▶ To be done
Look through the lines of the material and count those containing "icon". Give that count alone.

▶ Provided entries
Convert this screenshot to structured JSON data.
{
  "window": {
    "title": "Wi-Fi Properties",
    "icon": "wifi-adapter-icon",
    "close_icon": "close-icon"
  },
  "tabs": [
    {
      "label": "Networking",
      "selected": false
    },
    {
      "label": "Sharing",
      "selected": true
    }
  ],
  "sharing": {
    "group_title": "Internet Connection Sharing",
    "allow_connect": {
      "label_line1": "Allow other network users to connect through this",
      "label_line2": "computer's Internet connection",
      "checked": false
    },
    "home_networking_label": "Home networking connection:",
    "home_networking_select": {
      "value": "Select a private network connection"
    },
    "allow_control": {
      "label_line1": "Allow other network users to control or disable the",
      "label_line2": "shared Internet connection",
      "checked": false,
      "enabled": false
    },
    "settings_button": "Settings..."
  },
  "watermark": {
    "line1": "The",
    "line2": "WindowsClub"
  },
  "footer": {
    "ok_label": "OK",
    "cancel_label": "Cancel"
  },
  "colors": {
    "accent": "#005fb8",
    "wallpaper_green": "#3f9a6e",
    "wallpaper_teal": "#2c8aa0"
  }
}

▶ Correct result
2